Start of TASK MATERIAL

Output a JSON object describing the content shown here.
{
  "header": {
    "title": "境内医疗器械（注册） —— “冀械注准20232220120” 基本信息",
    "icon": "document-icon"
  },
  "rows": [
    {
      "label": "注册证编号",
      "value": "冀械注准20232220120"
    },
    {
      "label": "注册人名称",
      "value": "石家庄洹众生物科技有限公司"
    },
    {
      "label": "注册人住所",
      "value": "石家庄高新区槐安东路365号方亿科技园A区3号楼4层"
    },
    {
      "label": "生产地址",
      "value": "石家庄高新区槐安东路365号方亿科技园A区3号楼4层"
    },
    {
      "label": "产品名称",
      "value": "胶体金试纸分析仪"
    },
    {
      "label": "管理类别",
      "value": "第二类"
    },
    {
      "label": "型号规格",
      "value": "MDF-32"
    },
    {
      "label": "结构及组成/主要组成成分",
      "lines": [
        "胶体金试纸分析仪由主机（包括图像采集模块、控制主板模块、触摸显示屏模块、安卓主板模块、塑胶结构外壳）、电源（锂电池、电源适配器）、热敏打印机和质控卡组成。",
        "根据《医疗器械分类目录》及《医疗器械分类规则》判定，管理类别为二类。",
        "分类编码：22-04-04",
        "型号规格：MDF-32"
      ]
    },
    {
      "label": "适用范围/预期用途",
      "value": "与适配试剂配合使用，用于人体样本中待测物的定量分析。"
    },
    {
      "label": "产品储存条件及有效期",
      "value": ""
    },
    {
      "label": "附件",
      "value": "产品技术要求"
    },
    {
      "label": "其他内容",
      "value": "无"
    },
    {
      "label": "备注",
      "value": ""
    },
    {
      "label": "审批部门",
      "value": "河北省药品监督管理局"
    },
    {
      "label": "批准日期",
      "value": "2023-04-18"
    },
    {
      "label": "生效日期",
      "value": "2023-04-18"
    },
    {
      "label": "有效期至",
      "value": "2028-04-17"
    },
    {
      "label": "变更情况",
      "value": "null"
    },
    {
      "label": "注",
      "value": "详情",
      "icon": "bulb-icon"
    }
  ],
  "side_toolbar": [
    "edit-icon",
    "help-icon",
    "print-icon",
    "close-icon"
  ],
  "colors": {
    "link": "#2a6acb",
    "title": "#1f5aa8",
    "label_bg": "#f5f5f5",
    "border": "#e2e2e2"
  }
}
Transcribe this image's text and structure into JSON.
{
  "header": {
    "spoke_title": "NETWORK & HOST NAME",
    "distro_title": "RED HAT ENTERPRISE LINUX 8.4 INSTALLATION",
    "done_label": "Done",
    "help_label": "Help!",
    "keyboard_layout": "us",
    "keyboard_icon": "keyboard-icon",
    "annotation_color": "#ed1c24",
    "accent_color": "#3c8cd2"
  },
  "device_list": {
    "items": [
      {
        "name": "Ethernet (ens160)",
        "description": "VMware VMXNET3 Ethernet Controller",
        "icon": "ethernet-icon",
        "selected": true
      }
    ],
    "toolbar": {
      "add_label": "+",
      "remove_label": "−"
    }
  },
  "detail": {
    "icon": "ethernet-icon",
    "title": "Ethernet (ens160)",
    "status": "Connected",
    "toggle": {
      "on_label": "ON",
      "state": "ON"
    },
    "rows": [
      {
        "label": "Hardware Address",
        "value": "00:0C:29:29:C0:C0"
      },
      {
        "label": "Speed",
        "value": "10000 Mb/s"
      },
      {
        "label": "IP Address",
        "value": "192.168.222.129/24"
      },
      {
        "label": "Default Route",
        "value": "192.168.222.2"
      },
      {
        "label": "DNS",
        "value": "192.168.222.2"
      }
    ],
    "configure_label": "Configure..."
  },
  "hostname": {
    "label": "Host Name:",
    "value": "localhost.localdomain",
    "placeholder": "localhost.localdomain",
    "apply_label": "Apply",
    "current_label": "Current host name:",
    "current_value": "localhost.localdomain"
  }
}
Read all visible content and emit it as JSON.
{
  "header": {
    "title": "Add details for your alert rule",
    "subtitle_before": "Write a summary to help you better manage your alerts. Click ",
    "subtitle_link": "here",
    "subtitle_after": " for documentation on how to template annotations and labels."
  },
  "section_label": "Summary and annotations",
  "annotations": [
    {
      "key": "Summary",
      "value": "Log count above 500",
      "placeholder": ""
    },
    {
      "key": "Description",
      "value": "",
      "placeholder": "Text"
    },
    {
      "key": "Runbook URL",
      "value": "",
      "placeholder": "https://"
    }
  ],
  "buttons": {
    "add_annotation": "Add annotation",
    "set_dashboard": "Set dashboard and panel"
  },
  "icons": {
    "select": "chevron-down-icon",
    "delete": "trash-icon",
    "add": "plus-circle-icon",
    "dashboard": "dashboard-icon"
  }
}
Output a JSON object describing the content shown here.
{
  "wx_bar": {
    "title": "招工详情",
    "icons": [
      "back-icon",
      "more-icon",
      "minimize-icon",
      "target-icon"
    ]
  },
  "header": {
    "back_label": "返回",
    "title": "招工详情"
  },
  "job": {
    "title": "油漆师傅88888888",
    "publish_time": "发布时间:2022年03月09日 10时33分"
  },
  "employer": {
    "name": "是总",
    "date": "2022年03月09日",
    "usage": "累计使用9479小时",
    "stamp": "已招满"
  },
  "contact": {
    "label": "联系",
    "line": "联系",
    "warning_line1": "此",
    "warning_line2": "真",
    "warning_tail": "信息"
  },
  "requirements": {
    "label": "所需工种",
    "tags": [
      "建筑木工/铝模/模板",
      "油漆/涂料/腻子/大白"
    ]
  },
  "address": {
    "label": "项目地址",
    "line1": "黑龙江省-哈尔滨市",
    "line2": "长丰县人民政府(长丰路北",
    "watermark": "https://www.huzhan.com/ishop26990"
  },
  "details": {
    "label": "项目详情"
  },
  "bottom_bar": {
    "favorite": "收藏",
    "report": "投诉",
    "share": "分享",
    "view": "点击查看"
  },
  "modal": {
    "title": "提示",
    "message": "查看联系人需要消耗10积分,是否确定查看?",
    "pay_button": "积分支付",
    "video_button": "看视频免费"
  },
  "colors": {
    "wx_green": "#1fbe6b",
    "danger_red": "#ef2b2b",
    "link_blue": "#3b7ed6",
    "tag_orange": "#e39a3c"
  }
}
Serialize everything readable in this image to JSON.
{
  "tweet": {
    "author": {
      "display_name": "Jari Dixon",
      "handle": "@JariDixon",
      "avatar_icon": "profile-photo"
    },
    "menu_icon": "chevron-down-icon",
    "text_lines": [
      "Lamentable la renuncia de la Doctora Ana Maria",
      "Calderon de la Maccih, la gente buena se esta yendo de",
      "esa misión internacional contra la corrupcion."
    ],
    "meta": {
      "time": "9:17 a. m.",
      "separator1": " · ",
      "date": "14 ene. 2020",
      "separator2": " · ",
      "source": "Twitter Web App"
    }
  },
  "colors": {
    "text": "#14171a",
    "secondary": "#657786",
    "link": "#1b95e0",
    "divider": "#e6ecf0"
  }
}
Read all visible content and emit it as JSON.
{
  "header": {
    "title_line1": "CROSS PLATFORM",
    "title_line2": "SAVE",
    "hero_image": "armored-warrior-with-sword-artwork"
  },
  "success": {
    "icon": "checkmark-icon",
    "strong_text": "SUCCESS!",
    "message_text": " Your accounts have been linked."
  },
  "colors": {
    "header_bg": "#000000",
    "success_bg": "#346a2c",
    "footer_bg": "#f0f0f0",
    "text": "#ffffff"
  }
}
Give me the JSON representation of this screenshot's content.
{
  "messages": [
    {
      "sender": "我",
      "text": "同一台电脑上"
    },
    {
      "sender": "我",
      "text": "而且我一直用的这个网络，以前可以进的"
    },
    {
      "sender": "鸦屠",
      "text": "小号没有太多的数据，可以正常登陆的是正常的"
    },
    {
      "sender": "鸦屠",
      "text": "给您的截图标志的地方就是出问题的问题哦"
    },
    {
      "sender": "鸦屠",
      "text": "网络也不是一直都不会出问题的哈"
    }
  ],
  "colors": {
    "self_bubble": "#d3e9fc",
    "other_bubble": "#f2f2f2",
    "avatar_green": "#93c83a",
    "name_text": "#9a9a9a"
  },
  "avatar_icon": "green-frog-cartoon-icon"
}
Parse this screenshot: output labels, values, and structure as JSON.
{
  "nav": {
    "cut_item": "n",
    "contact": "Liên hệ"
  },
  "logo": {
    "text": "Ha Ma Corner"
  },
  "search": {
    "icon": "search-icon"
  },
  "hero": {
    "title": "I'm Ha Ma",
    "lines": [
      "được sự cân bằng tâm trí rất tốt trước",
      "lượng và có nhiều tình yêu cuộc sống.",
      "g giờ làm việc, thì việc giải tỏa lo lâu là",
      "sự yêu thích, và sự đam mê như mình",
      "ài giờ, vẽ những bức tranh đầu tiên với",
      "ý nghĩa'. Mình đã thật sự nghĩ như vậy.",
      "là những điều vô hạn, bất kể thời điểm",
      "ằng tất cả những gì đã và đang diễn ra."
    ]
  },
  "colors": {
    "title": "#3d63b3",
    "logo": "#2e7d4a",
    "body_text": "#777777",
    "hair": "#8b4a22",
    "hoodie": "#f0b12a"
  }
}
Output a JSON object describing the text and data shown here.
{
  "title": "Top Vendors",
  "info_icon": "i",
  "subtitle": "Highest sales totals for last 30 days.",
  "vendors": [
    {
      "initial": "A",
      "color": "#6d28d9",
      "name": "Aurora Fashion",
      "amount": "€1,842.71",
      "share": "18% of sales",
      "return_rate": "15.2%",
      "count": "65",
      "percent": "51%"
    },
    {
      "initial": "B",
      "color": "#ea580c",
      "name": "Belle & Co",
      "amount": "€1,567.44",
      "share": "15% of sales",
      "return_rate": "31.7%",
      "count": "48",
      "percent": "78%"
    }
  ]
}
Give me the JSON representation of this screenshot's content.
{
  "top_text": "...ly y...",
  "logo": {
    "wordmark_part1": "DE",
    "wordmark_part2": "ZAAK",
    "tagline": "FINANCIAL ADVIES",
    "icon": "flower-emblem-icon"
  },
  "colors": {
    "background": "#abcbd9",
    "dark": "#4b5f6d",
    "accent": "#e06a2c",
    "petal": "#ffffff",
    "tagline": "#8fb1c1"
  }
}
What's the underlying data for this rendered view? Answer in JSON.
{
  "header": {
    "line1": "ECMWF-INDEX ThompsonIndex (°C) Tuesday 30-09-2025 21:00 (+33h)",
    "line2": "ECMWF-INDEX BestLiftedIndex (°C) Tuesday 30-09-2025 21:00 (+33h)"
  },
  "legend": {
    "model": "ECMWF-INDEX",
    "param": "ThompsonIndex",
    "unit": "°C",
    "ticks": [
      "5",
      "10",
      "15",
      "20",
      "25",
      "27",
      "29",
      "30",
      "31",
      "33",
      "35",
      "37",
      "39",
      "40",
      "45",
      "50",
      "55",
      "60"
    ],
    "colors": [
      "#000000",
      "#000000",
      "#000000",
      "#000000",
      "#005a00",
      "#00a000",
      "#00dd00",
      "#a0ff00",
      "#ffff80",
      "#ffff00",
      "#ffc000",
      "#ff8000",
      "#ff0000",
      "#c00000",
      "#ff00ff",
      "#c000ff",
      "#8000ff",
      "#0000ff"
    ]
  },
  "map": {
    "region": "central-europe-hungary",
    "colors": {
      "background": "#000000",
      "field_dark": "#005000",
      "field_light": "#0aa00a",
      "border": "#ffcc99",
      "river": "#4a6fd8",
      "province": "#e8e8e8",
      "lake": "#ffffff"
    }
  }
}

End of TASK MATERIAL

**CHALLENGE**
Report the number of lines above that contain the word "https", and only that number.

**THE RESULT**
2